● **STATED TASK**
Below are some entries. Work out how many of their lines hold the word "порошку", and write that number alone.

══ INPUT ROWS

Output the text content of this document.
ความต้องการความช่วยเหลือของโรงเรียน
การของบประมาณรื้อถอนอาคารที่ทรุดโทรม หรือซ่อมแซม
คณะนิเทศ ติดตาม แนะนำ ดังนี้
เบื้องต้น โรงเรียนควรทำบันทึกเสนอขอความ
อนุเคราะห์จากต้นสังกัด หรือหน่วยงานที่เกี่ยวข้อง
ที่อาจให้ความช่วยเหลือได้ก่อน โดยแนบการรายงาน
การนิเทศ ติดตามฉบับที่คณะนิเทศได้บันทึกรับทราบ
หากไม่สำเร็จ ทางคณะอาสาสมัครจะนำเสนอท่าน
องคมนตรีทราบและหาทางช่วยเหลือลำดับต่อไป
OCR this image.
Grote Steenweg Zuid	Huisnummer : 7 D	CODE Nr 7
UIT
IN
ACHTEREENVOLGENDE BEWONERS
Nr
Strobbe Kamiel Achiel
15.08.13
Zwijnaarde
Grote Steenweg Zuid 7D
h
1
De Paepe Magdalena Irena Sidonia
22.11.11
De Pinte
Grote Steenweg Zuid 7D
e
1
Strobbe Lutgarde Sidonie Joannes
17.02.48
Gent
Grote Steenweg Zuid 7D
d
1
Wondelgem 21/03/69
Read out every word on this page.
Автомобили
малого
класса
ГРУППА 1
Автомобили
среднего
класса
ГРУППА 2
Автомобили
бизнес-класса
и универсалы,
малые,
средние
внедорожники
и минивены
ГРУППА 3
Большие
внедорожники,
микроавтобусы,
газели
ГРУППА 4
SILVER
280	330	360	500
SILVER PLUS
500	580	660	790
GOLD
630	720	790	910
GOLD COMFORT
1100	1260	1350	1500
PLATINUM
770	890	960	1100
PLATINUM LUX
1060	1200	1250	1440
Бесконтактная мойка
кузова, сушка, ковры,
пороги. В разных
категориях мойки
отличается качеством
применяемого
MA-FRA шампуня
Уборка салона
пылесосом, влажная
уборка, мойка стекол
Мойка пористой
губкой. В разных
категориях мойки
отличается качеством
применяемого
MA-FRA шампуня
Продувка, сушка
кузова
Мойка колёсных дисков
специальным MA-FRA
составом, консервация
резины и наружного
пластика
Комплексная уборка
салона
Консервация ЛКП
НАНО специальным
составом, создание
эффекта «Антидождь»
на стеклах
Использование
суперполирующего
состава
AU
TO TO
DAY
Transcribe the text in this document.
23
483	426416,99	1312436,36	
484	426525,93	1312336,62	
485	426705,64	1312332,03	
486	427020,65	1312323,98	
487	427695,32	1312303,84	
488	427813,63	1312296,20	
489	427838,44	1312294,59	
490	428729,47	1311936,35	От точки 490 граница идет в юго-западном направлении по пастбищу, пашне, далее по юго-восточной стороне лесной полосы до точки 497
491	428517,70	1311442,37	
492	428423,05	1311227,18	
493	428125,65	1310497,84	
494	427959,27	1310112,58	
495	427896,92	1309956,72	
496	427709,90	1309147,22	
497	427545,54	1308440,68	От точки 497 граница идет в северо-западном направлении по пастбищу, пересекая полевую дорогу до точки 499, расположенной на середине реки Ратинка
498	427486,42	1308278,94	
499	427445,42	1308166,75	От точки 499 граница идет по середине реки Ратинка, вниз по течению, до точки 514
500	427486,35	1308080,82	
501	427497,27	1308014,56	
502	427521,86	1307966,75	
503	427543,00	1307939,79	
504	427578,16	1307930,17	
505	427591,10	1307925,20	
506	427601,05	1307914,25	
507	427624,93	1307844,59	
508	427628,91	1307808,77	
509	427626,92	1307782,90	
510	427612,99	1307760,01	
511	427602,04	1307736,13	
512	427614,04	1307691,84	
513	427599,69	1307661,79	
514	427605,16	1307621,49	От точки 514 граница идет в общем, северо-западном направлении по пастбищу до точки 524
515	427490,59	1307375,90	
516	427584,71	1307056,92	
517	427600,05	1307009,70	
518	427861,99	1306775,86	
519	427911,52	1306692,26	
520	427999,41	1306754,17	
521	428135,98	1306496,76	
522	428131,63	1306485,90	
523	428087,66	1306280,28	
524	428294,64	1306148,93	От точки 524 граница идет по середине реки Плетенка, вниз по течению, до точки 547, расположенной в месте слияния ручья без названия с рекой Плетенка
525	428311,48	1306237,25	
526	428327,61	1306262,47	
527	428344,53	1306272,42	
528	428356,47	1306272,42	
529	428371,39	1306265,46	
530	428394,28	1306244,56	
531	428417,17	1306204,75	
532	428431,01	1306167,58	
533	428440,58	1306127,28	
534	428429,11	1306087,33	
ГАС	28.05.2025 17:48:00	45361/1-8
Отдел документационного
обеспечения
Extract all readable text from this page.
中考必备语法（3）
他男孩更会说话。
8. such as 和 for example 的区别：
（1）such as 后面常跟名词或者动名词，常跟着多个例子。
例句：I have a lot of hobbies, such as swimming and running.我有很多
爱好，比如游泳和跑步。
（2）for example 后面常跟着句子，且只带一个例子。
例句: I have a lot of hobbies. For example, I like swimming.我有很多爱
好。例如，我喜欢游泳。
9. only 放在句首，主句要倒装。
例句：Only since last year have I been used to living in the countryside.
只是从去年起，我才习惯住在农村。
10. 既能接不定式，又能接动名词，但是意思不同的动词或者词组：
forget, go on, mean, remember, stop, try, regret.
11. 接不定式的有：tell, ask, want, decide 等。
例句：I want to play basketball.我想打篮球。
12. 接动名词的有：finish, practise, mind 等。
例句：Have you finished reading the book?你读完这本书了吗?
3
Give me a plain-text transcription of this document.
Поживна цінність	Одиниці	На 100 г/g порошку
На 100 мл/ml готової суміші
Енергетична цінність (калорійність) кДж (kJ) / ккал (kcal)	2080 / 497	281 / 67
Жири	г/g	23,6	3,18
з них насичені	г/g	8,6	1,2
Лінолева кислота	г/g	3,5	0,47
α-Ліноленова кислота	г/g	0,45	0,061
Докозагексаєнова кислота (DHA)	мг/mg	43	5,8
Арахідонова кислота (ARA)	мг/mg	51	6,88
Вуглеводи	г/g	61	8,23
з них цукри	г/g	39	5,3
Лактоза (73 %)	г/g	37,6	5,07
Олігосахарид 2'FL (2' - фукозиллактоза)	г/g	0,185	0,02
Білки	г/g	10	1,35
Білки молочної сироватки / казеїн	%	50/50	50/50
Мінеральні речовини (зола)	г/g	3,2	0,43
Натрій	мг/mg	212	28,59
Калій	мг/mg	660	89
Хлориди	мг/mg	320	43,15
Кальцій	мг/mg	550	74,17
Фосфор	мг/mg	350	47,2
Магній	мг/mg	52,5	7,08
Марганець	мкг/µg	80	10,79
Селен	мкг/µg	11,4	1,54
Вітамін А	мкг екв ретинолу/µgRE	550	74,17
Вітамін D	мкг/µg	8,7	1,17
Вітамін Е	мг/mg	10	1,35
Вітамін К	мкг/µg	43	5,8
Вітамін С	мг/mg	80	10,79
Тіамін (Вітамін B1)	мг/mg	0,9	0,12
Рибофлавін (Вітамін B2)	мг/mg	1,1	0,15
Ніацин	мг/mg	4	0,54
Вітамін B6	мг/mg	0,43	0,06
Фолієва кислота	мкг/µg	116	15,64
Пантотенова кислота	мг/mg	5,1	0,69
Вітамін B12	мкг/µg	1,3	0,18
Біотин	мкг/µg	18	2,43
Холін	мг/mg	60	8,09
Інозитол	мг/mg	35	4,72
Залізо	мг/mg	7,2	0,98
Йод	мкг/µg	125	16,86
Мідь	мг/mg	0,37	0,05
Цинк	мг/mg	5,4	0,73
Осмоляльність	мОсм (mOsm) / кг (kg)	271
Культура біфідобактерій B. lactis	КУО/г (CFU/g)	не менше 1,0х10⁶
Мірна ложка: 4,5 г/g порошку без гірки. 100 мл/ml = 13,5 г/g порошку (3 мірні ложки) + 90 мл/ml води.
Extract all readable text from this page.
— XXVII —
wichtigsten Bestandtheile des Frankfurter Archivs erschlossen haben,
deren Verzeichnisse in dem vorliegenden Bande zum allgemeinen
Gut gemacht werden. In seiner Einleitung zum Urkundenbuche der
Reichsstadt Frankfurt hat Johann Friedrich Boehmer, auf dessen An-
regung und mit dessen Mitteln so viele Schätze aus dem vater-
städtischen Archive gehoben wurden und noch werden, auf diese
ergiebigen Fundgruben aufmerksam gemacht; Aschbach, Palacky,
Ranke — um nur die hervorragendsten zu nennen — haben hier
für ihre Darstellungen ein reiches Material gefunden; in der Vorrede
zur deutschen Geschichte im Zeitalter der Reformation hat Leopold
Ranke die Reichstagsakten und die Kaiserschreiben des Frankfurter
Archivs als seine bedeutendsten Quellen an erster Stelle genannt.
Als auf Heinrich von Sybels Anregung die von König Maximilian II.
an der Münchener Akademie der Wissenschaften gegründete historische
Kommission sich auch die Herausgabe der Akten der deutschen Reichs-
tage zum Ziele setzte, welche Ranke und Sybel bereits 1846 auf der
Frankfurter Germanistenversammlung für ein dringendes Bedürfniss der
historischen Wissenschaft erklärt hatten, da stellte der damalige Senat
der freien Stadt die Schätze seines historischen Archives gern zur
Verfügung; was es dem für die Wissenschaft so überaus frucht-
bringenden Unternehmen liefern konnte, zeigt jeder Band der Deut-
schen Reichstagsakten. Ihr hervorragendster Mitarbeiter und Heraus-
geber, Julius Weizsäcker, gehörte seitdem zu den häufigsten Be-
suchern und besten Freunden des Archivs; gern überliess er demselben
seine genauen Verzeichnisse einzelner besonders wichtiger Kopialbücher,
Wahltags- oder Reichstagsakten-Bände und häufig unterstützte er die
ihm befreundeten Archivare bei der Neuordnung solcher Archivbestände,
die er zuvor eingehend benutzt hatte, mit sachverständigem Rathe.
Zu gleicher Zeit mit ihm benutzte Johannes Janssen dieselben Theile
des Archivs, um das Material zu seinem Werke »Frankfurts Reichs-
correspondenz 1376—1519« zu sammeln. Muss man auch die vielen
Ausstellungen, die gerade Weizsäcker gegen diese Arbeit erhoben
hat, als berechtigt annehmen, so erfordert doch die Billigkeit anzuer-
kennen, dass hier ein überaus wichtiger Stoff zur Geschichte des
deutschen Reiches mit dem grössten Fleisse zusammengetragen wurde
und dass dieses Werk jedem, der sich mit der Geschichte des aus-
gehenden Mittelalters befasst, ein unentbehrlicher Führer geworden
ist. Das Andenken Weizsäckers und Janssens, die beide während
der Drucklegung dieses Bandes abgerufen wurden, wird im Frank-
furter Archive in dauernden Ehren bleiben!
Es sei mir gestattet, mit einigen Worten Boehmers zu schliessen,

════

● **SOLUTION BELOW**
2